=== TASK ===
From the listing below, extract every line in which the word "gastrointestinal" appears.

=== MATERIAL FOR THIS TASK ===
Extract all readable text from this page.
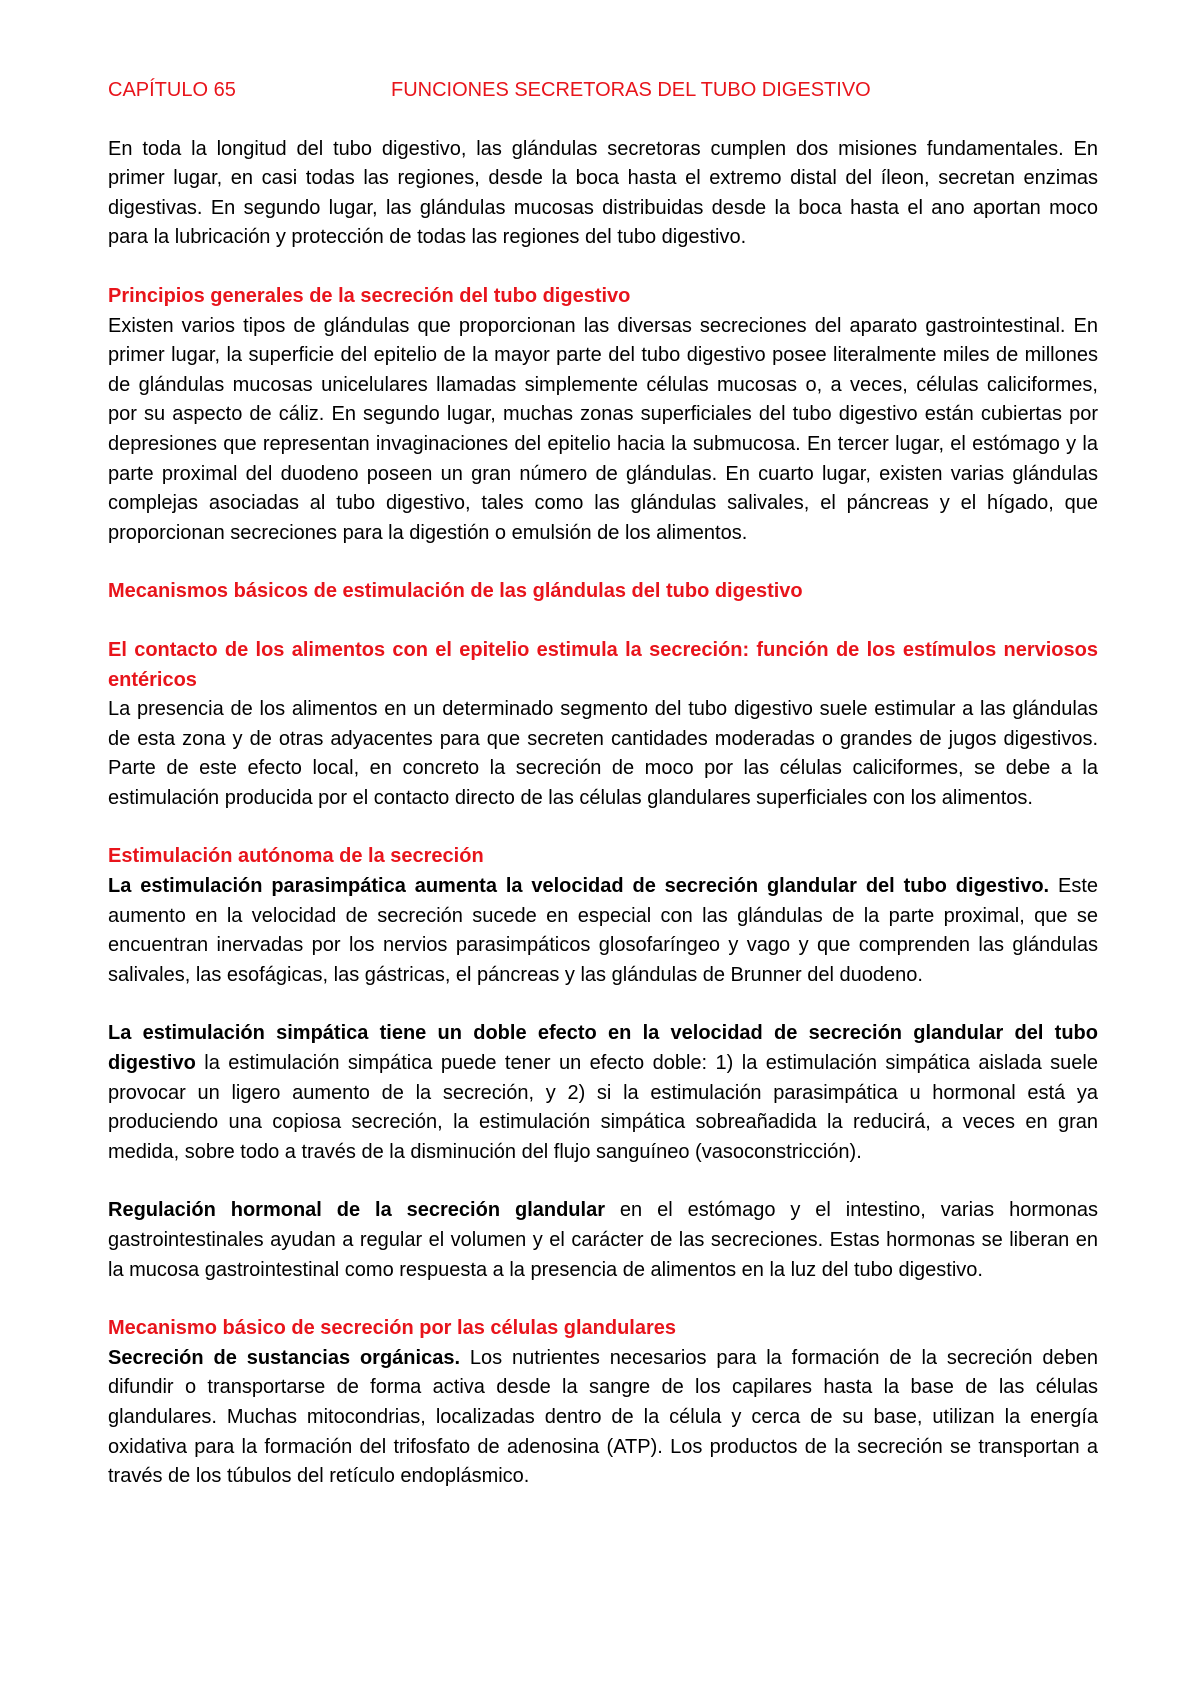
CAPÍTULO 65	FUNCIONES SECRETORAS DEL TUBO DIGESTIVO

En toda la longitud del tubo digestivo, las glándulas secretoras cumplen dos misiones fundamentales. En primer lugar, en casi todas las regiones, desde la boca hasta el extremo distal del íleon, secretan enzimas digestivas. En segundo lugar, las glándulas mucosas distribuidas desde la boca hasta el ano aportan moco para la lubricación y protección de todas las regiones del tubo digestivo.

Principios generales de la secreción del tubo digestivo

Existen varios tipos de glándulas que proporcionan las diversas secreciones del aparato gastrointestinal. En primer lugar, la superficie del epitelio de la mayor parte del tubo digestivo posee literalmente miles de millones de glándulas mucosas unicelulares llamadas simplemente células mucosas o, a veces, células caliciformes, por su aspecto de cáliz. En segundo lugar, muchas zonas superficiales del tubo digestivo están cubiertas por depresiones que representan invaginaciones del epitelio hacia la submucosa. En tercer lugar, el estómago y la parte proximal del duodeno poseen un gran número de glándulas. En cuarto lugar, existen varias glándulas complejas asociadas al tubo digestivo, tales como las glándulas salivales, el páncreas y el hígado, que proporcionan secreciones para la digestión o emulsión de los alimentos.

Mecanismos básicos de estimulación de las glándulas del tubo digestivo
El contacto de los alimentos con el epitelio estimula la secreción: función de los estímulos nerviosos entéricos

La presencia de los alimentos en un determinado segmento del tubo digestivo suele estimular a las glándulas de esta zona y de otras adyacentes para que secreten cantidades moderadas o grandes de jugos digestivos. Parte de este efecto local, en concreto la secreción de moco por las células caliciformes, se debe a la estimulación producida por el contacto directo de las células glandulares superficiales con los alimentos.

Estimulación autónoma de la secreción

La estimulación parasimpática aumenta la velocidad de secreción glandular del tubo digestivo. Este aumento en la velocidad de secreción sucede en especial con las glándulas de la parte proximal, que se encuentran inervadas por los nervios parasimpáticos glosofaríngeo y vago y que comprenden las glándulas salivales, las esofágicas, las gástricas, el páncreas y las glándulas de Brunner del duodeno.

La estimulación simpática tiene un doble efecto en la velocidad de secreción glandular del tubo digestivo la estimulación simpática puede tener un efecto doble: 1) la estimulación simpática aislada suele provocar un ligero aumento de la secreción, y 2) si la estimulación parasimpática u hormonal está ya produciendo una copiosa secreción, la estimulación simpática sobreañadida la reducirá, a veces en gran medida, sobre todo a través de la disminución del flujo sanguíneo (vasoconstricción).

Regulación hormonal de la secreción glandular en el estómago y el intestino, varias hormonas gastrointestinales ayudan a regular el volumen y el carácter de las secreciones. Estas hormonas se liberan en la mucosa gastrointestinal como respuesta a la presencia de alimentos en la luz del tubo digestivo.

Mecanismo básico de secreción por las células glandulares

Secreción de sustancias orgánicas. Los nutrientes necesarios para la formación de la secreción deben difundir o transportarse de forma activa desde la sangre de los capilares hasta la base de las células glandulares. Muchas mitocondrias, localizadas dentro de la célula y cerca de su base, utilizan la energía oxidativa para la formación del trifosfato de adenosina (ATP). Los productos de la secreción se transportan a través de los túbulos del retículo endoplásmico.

--

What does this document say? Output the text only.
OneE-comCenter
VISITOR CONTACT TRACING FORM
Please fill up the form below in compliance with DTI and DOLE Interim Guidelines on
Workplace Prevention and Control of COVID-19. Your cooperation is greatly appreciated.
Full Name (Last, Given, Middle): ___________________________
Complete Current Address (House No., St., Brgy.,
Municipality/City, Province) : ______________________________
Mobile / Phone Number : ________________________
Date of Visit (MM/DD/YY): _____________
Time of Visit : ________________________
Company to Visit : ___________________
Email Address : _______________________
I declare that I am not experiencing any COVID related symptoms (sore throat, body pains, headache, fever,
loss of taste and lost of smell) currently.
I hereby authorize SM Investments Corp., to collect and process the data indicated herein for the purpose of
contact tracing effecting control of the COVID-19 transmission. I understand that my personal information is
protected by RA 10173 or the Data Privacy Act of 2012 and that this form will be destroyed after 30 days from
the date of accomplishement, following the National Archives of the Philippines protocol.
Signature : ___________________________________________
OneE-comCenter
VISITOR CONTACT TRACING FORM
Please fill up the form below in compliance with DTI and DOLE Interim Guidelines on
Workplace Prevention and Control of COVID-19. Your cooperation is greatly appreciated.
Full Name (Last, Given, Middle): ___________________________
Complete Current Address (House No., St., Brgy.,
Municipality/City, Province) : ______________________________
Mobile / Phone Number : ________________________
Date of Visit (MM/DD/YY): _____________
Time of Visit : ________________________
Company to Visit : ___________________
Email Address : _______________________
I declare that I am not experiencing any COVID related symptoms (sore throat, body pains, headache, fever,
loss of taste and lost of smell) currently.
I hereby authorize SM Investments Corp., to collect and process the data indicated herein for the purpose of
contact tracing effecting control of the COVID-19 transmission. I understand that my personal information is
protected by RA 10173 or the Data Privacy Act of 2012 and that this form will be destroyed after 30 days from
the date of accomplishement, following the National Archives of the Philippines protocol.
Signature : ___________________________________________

=== SOLUTION ===
Existen varios tipos de glándulas que proporcionan las diversas secreciones del aparato gastrointestinal. En primer lugar, la superficie del epitelio de la mayor parte del tubo digestivo posee literalmente miles de millones de glándulas mucosas unicelulares llamadas simplemente células mucosas o, a veces, células caliciformes, por su aspecto de cáliz. En segundo lugar, muchas zonas superficiales del tubo digestivo están cubiertas por depresiones que representan invaginaciones del epitelio hacia la submucosa. En tercer lugar, el estómago y la parte proximal del duodeno poseen un gran número de glándulas. En cuarto lugar, existen varias glándulas complejas asociadas al tubo digestivo, tales como las glándulas salivales, el páncreas y el hígado, que proporcionan secreciones para la digestión o emulsión de los alimentos.
Regulación hormonal de la secreción glandular en el estómago y el intestino, varias hormonas gastrointestinales ayudan a regular el volumen y el carácter de las secreciones. Estas hormonas se liberan en la mucosa gastrointestinal como respuesta a la presencia de alimentos en la luz del tubo digestivo.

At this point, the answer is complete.